● **EXERCISE**:
Pick every line with "decodejar" from the material below.

● **RECORDS FOR THIS EXERCISE**:
==============================

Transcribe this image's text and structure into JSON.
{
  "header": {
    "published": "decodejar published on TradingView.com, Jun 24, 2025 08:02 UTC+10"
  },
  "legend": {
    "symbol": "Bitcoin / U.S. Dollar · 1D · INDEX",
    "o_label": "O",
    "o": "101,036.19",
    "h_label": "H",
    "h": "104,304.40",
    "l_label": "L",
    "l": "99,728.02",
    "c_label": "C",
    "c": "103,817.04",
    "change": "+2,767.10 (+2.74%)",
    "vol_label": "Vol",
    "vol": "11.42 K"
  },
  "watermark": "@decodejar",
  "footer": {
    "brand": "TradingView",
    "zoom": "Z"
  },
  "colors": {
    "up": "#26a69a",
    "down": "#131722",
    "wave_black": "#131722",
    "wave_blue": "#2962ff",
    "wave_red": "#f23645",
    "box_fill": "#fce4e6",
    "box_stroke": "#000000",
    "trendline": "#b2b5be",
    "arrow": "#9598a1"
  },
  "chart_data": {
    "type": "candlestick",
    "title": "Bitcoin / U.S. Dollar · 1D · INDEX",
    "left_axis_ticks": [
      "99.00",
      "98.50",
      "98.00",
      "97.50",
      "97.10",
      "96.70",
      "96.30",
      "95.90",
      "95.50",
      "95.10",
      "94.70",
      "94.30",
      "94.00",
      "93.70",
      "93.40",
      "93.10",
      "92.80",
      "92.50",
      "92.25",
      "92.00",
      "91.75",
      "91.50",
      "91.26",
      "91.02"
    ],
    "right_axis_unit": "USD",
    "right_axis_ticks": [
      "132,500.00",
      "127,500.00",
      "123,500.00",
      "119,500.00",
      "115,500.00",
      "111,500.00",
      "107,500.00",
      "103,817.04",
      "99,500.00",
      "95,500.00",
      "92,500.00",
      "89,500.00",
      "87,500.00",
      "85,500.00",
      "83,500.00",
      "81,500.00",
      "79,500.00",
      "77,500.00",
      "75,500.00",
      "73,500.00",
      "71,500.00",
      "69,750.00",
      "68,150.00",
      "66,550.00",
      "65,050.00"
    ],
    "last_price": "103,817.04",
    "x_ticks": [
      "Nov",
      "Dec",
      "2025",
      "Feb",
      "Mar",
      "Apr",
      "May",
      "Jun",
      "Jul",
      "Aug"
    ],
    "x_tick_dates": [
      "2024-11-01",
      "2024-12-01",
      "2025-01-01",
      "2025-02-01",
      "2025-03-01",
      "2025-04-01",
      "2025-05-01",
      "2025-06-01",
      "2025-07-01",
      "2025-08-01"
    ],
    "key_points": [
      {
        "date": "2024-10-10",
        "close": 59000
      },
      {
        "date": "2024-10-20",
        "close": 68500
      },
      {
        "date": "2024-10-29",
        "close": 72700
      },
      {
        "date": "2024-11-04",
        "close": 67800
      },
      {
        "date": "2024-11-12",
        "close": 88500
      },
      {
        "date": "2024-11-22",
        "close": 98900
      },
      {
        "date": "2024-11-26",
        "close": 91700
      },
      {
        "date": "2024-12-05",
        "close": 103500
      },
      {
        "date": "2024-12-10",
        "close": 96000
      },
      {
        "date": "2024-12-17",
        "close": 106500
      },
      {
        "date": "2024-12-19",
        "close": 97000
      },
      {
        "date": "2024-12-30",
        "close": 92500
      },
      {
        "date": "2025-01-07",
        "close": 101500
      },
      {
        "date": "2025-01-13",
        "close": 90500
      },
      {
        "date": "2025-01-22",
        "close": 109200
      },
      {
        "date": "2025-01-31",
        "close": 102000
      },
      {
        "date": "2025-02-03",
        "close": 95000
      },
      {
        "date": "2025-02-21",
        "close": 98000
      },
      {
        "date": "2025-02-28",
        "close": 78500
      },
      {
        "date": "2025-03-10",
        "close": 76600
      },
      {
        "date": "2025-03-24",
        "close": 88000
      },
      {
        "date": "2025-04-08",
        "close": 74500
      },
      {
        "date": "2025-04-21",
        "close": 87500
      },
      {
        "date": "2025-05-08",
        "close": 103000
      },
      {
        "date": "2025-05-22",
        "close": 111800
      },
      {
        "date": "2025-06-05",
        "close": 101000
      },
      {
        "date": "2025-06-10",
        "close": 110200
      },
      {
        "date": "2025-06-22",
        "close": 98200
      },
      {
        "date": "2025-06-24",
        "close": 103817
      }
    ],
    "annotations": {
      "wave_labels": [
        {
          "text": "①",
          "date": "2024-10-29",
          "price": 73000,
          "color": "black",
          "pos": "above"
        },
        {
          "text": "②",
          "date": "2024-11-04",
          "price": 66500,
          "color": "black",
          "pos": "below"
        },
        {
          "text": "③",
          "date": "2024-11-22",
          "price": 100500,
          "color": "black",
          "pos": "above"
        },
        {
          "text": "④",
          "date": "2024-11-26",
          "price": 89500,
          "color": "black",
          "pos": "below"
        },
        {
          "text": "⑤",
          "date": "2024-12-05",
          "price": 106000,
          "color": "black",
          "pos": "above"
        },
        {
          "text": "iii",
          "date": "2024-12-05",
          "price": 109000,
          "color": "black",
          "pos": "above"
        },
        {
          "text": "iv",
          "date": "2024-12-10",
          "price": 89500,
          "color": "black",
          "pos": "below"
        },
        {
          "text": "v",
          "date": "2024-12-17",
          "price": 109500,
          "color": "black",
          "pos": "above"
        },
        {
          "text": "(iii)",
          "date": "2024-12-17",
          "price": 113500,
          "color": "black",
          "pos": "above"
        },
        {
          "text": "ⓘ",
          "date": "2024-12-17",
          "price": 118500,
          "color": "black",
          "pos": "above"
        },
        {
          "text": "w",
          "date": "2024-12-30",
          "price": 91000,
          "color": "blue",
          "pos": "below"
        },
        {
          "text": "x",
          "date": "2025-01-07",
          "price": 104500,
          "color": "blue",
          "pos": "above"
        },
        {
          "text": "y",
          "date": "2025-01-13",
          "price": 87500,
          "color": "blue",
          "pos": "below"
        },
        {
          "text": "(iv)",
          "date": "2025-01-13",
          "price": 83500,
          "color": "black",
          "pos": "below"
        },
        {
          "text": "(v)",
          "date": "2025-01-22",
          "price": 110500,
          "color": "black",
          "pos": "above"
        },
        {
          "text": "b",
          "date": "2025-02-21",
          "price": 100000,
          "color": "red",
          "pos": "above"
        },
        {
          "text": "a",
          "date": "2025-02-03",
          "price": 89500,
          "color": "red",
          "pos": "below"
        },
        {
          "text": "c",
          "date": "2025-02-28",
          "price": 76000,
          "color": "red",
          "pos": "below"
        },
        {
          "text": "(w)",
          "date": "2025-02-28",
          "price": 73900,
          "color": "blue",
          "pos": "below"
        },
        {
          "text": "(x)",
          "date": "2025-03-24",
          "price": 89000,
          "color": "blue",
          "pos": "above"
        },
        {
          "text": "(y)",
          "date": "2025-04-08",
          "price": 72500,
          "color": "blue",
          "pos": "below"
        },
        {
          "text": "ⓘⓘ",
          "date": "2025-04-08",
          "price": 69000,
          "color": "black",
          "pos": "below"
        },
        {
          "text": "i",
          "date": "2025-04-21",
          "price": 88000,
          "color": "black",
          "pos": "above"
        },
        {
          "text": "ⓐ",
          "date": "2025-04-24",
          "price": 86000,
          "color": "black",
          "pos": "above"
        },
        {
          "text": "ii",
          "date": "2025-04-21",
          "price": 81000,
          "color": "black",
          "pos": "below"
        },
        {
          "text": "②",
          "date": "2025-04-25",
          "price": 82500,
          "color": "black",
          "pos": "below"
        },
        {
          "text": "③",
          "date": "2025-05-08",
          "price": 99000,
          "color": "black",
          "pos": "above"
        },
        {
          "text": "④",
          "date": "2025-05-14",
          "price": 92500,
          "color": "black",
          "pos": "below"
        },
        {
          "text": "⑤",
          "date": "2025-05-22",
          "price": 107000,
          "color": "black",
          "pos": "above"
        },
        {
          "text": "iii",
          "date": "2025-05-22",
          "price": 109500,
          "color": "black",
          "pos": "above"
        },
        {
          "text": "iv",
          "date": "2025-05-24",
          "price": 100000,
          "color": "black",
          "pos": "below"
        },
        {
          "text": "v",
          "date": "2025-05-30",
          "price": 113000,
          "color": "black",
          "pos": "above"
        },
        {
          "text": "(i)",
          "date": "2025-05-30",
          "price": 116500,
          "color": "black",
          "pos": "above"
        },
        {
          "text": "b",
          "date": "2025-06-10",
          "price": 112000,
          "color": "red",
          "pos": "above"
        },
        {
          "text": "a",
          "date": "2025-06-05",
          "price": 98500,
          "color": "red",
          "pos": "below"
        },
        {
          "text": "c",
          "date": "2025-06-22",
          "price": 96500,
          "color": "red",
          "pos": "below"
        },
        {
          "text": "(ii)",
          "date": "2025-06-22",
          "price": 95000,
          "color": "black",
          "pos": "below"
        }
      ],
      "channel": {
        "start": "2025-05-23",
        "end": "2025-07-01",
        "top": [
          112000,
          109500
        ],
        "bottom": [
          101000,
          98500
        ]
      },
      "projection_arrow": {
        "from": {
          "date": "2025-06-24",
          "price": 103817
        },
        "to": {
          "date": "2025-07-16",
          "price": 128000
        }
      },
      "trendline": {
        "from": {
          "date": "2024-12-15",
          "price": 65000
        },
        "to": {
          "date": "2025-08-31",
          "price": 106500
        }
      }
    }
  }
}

==============================

● **REPLY**:
    "published": "decodejar published on TradingView.com, Jun 24, 2025 08:02 UTC+10"
  "watermark": "@decodejar",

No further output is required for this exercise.